### [Set task]
Gather all lines in the data that hold the string "Allocs".
>> START
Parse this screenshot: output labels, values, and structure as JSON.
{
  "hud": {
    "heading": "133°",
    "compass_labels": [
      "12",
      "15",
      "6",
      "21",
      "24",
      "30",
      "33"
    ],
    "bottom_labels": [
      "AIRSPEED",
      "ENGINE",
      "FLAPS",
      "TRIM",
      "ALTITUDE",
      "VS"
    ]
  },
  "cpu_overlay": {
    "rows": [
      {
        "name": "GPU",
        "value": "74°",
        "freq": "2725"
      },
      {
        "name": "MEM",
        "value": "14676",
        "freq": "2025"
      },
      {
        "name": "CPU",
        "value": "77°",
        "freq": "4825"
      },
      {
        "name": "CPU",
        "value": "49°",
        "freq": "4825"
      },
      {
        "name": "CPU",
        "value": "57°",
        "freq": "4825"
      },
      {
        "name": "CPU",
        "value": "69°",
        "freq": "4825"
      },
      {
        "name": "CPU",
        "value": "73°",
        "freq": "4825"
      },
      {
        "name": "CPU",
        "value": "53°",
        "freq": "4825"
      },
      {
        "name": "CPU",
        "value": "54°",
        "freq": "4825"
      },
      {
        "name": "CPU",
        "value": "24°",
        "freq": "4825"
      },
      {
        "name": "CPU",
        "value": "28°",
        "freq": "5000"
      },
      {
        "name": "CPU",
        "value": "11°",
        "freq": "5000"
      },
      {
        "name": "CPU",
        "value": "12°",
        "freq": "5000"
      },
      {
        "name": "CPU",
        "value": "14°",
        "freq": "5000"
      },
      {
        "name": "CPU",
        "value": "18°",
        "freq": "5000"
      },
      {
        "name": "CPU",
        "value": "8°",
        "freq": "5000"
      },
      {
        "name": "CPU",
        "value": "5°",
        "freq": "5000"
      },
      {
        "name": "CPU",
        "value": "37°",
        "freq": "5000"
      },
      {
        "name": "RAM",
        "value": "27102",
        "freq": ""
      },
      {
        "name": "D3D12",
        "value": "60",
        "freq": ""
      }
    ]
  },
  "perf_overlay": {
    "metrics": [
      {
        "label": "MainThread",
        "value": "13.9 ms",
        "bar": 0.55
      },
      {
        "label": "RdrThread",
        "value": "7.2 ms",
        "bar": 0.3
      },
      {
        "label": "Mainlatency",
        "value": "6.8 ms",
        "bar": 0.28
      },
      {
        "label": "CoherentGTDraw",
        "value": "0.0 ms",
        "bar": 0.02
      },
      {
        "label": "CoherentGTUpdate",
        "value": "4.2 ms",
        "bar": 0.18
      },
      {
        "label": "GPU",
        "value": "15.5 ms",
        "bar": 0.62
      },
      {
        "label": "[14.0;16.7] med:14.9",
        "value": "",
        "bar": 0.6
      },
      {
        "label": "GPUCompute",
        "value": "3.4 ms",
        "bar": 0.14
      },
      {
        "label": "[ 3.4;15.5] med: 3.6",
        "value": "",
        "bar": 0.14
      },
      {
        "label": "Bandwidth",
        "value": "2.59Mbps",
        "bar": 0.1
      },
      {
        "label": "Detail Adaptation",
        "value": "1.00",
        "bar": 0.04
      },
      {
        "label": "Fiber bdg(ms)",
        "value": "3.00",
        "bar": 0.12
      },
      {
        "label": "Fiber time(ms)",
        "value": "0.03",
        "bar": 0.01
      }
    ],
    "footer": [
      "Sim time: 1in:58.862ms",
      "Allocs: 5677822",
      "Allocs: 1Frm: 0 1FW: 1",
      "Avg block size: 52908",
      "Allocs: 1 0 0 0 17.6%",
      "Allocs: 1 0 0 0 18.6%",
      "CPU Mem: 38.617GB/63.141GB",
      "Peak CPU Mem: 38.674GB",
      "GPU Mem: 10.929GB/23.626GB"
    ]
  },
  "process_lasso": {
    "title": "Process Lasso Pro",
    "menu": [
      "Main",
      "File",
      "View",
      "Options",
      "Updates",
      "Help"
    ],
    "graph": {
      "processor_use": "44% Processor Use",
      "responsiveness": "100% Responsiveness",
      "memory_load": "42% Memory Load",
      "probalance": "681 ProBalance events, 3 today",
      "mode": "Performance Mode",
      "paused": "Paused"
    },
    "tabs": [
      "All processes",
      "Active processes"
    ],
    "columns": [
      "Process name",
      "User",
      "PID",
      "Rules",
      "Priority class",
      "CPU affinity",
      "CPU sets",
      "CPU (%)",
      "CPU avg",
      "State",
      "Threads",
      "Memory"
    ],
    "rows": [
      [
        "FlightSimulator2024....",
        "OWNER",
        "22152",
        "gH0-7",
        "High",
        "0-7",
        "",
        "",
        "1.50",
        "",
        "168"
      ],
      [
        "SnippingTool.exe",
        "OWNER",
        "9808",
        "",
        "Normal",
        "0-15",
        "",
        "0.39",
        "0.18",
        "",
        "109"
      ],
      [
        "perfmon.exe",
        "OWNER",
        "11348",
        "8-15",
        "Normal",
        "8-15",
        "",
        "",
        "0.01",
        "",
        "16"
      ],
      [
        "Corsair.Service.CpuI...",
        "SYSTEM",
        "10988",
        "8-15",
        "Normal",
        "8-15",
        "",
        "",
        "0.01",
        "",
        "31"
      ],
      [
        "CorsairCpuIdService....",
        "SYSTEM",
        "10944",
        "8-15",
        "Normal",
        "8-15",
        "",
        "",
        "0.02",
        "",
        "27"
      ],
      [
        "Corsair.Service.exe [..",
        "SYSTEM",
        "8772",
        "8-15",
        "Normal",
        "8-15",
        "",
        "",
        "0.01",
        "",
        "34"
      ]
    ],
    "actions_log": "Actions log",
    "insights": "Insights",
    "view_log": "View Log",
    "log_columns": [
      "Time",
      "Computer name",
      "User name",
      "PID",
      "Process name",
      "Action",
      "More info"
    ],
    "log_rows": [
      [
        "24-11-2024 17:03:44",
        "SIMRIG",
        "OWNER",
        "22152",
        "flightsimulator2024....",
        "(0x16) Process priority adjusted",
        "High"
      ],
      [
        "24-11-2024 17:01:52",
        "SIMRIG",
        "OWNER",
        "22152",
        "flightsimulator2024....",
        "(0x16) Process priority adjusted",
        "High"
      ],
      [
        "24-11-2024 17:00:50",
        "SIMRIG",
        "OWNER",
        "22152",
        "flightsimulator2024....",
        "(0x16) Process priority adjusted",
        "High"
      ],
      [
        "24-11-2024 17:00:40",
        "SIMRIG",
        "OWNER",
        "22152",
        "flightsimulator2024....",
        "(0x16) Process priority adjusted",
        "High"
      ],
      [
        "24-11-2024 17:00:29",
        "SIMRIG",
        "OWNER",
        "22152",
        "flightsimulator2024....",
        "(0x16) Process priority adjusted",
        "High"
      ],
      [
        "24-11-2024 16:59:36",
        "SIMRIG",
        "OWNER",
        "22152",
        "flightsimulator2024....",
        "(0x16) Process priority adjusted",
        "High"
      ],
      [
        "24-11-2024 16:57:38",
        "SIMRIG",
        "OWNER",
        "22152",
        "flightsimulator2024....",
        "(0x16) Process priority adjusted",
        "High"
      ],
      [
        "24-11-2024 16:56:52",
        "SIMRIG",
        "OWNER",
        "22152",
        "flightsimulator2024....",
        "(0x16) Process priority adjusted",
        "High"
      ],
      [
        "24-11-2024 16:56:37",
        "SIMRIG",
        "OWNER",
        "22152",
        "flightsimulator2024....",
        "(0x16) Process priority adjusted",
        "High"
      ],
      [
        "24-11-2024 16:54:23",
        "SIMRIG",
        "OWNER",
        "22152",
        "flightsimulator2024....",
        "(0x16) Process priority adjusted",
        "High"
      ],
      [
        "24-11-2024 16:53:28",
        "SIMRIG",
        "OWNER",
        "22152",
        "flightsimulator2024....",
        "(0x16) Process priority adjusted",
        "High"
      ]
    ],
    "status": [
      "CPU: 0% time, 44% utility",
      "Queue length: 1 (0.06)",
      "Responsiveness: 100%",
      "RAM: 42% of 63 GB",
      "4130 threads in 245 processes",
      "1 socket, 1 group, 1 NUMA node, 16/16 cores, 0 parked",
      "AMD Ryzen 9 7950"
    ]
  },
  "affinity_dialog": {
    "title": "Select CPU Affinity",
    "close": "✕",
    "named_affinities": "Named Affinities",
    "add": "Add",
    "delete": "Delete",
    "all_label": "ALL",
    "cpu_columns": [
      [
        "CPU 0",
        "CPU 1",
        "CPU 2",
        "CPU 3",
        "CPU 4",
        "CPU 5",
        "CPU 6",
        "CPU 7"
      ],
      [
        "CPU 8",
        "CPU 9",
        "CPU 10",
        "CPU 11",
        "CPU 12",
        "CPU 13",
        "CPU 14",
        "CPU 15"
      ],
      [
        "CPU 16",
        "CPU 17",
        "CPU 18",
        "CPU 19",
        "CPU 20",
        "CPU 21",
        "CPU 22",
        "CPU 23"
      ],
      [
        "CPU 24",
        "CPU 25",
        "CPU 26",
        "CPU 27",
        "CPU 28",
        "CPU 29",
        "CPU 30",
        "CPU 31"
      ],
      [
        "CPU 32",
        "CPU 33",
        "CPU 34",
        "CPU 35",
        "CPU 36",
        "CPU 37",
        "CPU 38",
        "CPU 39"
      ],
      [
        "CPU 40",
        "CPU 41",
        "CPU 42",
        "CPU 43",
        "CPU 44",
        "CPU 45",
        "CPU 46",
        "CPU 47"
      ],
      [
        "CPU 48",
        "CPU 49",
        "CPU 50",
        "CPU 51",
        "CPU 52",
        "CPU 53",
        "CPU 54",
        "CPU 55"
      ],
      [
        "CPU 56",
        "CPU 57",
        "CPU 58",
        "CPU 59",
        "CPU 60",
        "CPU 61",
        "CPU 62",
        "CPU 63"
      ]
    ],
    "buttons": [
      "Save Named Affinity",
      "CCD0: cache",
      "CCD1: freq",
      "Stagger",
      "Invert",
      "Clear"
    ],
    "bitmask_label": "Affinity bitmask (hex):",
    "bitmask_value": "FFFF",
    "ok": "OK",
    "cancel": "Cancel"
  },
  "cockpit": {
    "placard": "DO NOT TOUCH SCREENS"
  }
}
>> END
### [Written reply]
      "Allocs: 5677822",
      "Allocs: 1Frm: 0 1FW: 1",
      "Allocs: 1 0 0 0 17.6%",
      "Allocs: 1 0 0 0 18.6%",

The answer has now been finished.